'''

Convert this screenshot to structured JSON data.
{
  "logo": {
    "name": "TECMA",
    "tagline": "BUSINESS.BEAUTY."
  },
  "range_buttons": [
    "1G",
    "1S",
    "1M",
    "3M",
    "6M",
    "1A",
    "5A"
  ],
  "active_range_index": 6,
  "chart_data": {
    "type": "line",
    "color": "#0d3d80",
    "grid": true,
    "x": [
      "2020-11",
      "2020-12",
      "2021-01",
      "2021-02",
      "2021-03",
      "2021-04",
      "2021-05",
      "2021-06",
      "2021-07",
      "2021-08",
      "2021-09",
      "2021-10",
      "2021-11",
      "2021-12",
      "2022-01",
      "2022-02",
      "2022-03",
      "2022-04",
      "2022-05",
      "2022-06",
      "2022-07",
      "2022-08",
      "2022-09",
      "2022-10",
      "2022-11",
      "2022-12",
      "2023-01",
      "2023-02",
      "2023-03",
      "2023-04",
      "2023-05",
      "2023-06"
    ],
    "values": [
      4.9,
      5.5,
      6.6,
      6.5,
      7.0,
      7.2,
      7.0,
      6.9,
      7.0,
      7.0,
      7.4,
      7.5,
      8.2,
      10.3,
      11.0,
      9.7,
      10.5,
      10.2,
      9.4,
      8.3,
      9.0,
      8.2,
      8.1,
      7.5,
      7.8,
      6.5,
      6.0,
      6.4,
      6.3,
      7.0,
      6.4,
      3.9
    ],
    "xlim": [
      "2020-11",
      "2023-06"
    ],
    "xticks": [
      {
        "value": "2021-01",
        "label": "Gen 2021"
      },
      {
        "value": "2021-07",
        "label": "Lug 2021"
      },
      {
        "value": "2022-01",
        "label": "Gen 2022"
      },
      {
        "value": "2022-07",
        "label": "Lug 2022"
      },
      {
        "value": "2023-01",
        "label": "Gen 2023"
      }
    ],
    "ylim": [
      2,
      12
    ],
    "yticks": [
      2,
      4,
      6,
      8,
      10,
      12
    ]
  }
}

'''
'''

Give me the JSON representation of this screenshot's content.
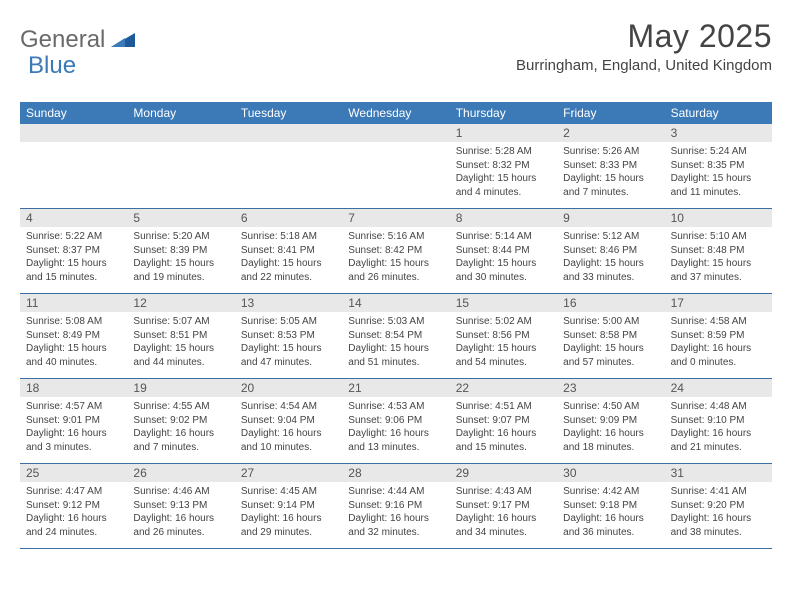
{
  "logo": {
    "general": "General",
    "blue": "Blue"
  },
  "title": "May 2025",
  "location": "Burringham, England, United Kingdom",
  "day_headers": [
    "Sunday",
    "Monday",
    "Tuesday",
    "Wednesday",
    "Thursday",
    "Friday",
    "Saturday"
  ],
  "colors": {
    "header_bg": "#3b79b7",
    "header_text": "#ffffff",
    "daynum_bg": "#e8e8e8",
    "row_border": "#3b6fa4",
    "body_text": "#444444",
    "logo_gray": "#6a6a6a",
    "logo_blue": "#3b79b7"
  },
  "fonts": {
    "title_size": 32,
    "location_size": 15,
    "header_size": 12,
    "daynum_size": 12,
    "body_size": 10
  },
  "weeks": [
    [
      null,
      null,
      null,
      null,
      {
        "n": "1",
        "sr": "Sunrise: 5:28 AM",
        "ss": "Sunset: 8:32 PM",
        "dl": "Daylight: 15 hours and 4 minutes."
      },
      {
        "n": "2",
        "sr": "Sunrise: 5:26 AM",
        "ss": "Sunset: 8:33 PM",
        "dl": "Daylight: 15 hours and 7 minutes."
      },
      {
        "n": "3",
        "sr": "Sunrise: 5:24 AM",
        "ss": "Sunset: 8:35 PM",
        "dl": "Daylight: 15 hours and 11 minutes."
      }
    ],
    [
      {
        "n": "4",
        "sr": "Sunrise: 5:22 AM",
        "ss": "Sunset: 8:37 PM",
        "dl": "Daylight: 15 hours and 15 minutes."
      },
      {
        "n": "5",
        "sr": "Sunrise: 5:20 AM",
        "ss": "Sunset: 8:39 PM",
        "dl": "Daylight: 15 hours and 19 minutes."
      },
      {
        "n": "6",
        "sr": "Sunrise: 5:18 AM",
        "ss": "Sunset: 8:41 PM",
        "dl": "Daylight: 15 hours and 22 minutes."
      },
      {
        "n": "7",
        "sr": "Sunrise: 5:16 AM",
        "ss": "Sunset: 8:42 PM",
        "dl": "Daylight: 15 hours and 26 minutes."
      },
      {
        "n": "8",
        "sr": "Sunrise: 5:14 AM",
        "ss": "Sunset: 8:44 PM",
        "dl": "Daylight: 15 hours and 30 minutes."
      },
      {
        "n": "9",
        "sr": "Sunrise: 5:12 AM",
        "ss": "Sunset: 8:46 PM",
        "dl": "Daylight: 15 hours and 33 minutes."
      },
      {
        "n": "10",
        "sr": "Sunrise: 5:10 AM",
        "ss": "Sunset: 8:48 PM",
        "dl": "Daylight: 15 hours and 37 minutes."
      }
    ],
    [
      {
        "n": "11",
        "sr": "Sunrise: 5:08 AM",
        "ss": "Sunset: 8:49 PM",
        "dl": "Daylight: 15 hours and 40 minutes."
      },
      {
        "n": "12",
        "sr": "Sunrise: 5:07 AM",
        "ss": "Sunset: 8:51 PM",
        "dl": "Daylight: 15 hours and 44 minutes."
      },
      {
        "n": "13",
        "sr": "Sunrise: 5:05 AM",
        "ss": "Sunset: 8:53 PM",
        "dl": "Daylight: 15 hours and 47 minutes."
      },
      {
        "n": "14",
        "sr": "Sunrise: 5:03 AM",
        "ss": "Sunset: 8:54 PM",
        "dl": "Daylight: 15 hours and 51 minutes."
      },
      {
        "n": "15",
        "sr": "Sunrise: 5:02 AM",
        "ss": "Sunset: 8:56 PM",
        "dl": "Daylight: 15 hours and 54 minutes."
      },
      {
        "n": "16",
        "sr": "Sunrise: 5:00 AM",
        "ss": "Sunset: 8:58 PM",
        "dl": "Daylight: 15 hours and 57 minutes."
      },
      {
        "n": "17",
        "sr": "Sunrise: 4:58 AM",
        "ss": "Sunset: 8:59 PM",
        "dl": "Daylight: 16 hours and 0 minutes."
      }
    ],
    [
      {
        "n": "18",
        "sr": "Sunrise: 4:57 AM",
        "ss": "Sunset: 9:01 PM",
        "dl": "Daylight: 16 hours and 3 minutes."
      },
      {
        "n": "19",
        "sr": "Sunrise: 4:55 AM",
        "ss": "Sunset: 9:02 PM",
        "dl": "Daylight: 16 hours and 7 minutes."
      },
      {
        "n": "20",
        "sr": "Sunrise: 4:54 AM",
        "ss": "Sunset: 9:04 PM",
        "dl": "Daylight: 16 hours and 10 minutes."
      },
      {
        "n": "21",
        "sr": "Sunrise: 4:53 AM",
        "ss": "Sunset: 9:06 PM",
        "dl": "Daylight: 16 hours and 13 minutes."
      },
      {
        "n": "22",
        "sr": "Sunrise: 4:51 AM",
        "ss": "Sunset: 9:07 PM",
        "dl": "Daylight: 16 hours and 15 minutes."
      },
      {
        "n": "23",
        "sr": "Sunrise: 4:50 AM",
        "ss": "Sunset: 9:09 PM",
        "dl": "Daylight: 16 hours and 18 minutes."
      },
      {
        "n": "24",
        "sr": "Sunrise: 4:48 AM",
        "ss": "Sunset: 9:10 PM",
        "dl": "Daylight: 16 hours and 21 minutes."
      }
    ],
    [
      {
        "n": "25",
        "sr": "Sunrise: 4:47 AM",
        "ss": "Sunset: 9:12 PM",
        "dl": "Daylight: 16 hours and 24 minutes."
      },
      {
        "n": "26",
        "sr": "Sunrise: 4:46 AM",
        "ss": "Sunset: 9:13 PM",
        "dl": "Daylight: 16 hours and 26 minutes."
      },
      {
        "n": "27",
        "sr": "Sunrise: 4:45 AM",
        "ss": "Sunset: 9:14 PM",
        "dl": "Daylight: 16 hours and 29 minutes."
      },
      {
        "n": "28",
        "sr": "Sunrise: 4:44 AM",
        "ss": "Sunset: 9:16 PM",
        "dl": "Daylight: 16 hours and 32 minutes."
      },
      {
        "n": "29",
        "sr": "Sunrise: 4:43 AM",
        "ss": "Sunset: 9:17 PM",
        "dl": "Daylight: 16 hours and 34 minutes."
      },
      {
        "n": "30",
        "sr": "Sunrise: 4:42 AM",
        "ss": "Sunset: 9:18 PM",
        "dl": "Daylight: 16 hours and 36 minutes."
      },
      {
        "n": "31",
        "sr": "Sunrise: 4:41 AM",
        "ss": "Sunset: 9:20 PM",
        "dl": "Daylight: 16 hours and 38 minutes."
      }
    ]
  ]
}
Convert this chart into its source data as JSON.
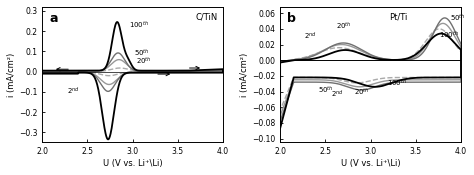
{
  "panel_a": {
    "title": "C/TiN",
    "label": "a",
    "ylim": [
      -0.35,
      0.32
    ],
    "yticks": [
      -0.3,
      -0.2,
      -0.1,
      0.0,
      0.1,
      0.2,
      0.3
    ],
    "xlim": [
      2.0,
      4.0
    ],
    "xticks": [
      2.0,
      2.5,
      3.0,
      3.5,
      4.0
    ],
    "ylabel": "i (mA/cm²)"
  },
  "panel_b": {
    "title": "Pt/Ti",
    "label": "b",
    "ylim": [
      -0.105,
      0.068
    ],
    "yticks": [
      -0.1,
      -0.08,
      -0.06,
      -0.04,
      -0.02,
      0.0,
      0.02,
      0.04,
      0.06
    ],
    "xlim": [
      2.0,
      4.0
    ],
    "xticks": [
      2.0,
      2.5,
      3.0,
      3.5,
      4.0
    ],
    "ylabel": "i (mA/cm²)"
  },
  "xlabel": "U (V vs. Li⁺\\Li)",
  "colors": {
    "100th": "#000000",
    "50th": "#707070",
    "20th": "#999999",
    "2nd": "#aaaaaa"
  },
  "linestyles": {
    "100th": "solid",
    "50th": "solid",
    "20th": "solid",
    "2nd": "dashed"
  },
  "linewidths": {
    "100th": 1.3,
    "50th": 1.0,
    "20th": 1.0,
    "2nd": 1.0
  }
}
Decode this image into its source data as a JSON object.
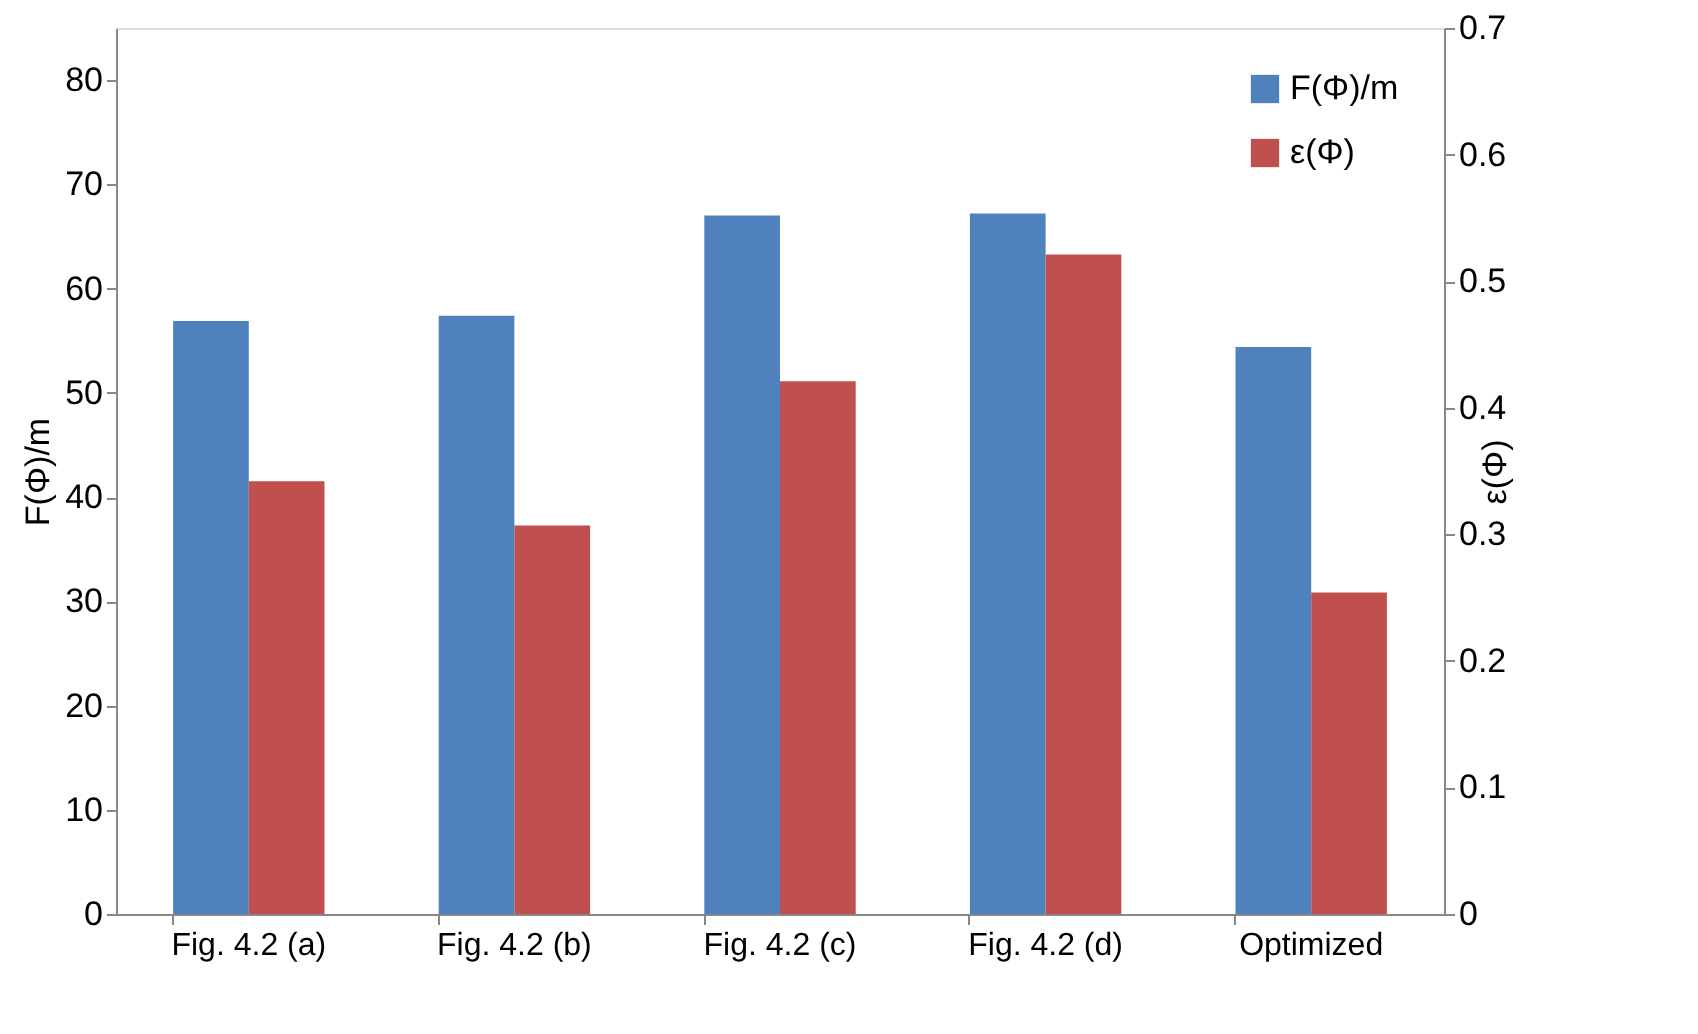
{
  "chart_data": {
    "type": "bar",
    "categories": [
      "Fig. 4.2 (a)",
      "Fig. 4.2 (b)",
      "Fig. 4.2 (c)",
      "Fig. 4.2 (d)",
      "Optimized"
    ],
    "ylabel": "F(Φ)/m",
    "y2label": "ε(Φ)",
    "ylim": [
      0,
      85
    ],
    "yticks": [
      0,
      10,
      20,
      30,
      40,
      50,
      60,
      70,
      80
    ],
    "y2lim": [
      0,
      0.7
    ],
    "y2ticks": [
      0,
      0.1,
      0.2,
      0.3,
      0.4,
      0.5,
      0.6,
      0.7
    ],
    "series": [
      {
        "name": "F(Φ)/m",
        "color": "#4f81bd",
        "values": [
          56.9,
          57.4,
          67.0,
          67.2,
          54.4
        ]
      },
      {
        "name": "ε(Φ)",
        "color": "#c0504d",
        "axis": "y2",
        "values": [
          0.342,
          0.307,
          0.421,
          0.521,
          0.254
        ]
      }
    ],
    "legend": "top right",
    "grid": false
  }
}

'''

- [Exercise details] In the listing above, find the lines holding the word "Convert" and copy them.

- [Output below]
Convert this screenshot to structured JSON data.
Convert this chart into its source data as JSON.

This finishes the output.